Items listed in a dataset:
..........

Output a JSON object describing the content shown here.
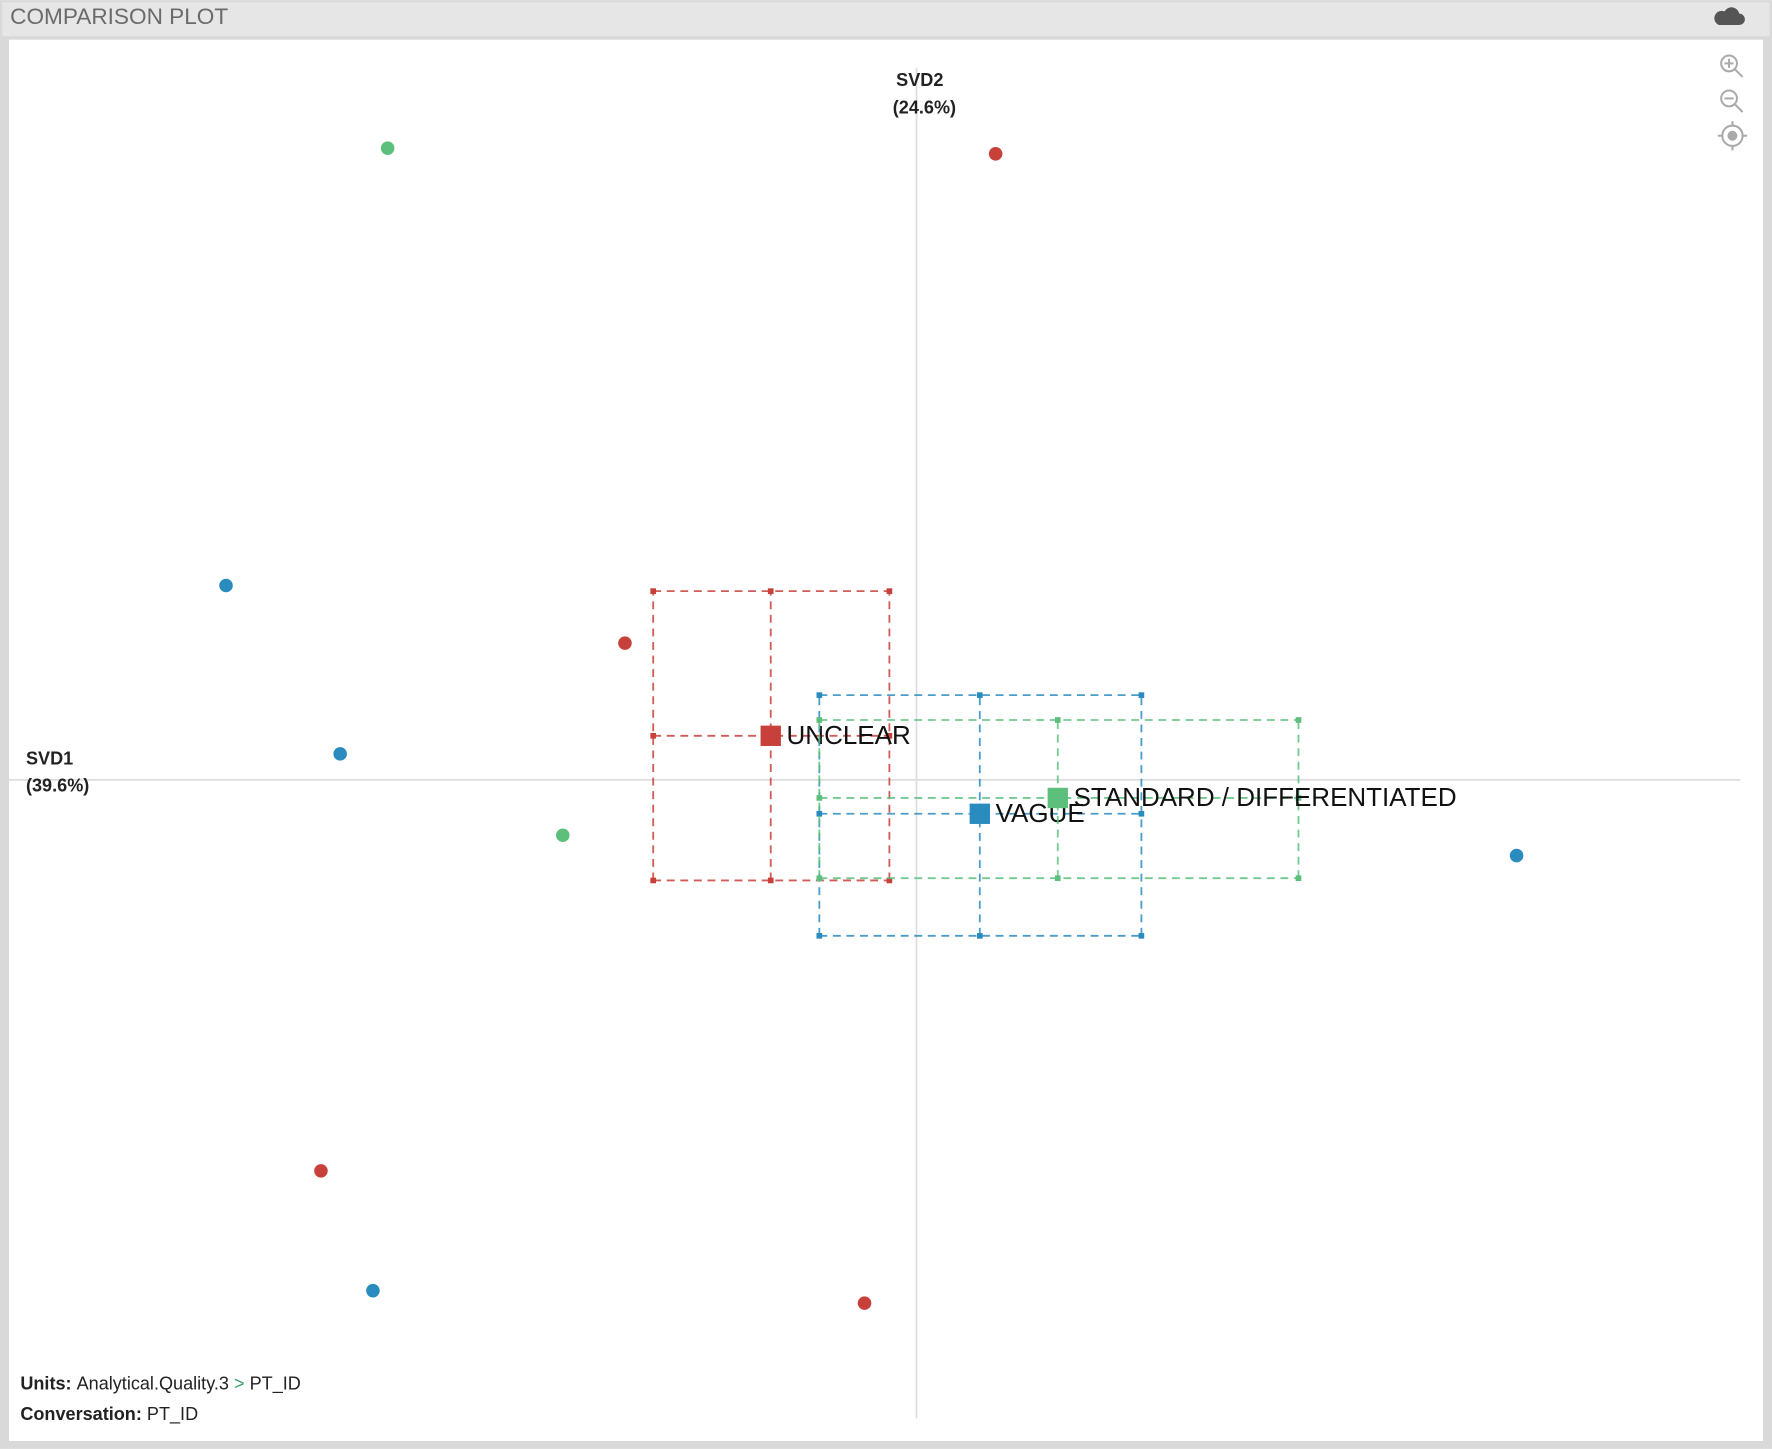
{
  "header": {
    "title": "COMPARISON PLOT"
  },
  "chart_data": {
    "type": "scatter",
    "xlabel": [
      "SVD1",
      "(39.6%)"
    ],
    "ylabel": [
      "SVD2",
      "(24.6%)"
    ],
    "xlim": [
      -8.03,
      7.49
    ],
    "ylim": [
      -5.85,
      6.55
    ],
    "series": [
      {
        "name": "UNCLEAR",
        "color": "#c8403a",
        "x": [
          0.7,
          -2.58,
          -5.27,
          -0.46
        ],
        "y": [
          5.54,
          1.21,
          -3.46,
          -4.63
        ],
        "mean_x": -1.29,
        "mean_y": 0.39,
        "ci_x": [
          -2.33,
          -0.24
        ],
        "ci_y": [
          -0.89,
          1.67
        ]
      },
      {
        "name": "VAGUE",
        "color": "#2a8bbf",
        "x": [
          -6.11,
          -5.1,
          -4.81,
          5.31
        ],
        "y": [
          1.72,
          0.23,
          -4.52,
          -0.67
        ],
        "mean_x": 0.56,
        "mean_y": -0.3,
        "ci_x": [
          -0.86,
          1.99
        ],
        "ci_y": [
          -1.38,
          0.75
        ]
      },
      {
        "name": "STANDARD / DIFFERENTIATED",
        "color": "#5cbf7c",
        "x": [
          -4.68,
          -3.13
        ],
        "y": [
          5.59,
          -0.49
        ],
        "mean_x": 1.25,
        "mean_y": -0.16,
        "ci_x": [
          -0.86,
          3.38
        ],
        "ci_y": [
          -0.87,
          0.53
        ]
      }
    ]
  },
  "footer": {
    "units_label": "Units:",
    "units_value": "Analytical.Quality.3",
    "separator": ">",
    "units_id": "PT_ID",
    "conversation_label": "Conversation:",
    "conversation_value": "PT_ID"
  }
}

..........

WORK TO COMPLETE:
Pull out each line containing the word "color" and copy it.

CORRECT ANSWER:
        "color": "#c8403a",
        "color": "#2a8bbf",
        "color": "#5cbf7c",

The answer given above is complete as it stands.